WORK TO BE COMPLETED
Without changing a character, return the entries, but not the images they hold.

EXTRACTED INFORMATION
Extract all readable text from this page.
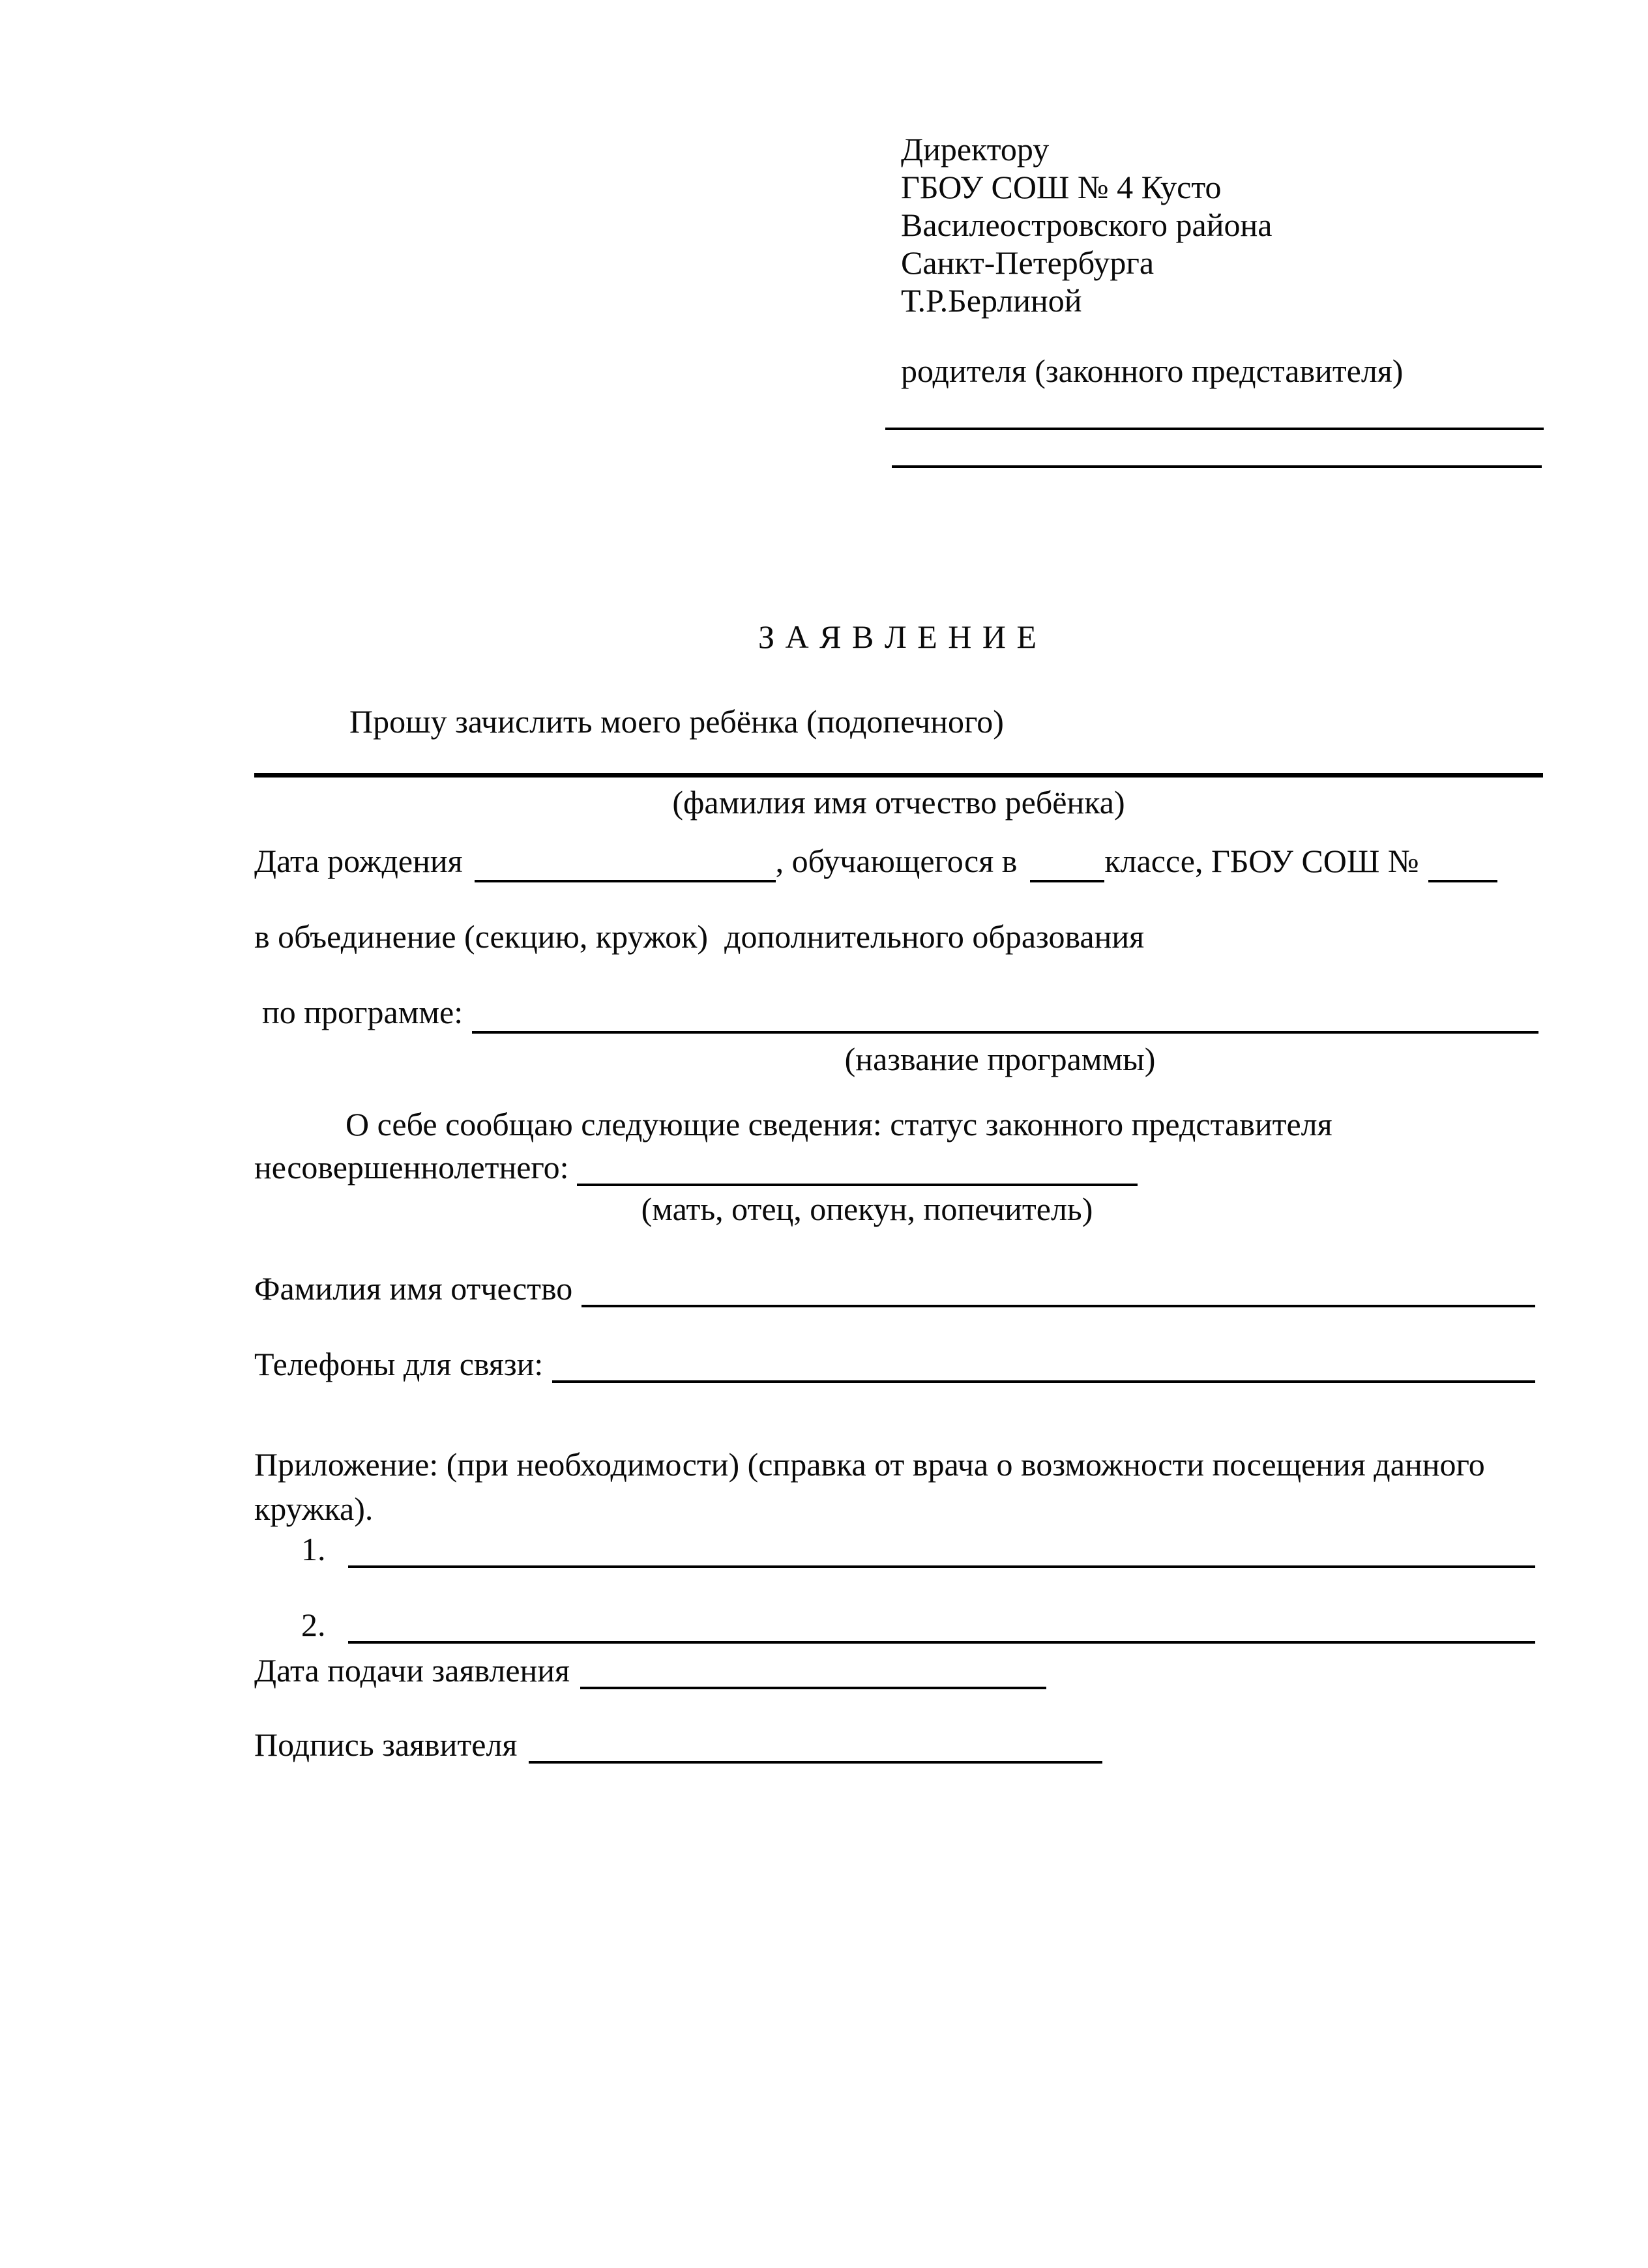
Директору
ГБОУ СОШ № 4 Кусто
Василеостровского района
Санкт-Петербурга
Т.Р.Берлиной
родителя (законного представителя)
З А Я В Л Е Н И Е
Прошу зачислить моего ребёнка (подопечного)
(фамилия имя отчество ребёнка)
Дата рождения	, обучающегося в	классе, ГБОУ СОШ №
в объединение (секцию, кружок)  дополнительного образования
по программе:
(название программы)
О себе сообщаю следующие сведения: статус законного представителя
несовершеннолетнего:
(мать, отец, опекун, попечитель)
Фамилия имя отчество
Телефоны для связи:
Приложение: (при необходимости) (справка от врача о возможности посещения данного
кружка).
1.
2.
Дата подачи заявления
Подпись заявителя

SOLUTION
Extract all readable text from this page.
Директору
ГБОУ СОШ № 4 Кусто
Василеостровского района
Санкт-Петербурга
Т.Р.Берлиной
родителя (законного представителя)
З А Я В Л Е Н И Е
Прошу зачислить моего ребёнка (подопечного)
(фамилия имя отчество ребёнка)
Дата рождения	, обучающегося в	классе, ГБОУ СОШ №
в объединение (секцию, кружок)  дополнительного образования
по программе:
(название программы)
О себе сообщаю следующие сведения: статус законного представителя
несовершеннолетнего:
(мать, отец, опекун, попечитель)
Фамилия имя отчество
Телефоны для связи:
Приложение: (при необходимости) (справка от врача о возможности посещения данного
кружка).
1.
2.
Дата подачи заявления
Подпись заявителя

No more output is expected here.